Filter the records below for the word "同级运算". Copy each line that holds it.

-- Start Given data --

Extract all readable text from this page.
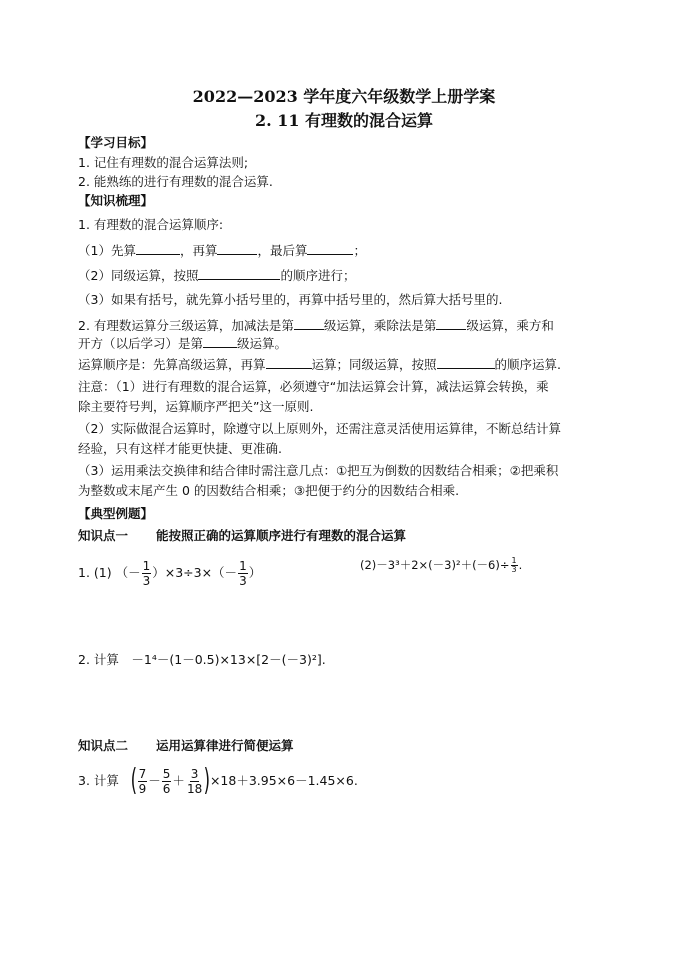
2022—2023 学年度六年级数学上册学案
2. 11 有理数的混合运算
【学习目标】
1. 记住有理数的混合运算法则;
2. 能熟练的进行有理数的混合运算.
【知识梳理】
1. 有理数的混合运算顺序:
（1）先算	，再算	，最后算	；
（2）同级运算，按照	的顺序进行；
（3）如果有括号，就先算小括号里的，再算中括号里的，然后算大括号里的.
2. 有理数运算分三级运算，加减法是第 级运算，乘除法是第 级运算，乘方和
开方（以后学习）是第	级运算。
运算顺序是：先算高级运算，再算	运算；同级运算，按照	的顺序运算.
注意：（1）进行有理数的混合运算，必须遵守“加法运算会计算，减法运算会转换，乘
除主要符号判，运算顺序严把关”这一原则.
（2）实际做混合运算时，除遵守以上原则外，还需注意灵活使用运算律，不断总结计算
经验，只有这样才能更快捷、更准确.
（3）运用乘法交换律和结合律时需注意几点：①把互为倒数的因数结合相乘；②把乘积
为整数或末尾产生 0 的因数结合相乘；③把便于约分的因数结合相乘.
【典型例题】
知识点一 能按照正确的运算顺序进行有理数的混合运算
1. (1) （－ $\frac{1}{3} )\times 3\div 3\times(- \frac{1}{3}$ ）	$(2)-3^3+2\times(-3)^2+(-6)\div \frac{1}{3}$ .
2. 计算　－1⁴－(1－0.5)×13×[2－(－3)²].
知识点二 运用运算律进行简便运算
3. 计算 ( $\frac{7}{9} - \frac{5}{6} + \frac{3}{18}$ ) ×18＋3.95×6－1.45×6.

-- End Given data --

**Output for this exercise**
（2）同级运算，按照	的顺序进行；
运算顺序是：先算高级运算，再算	运算；同级运算，按照	的顺序运算.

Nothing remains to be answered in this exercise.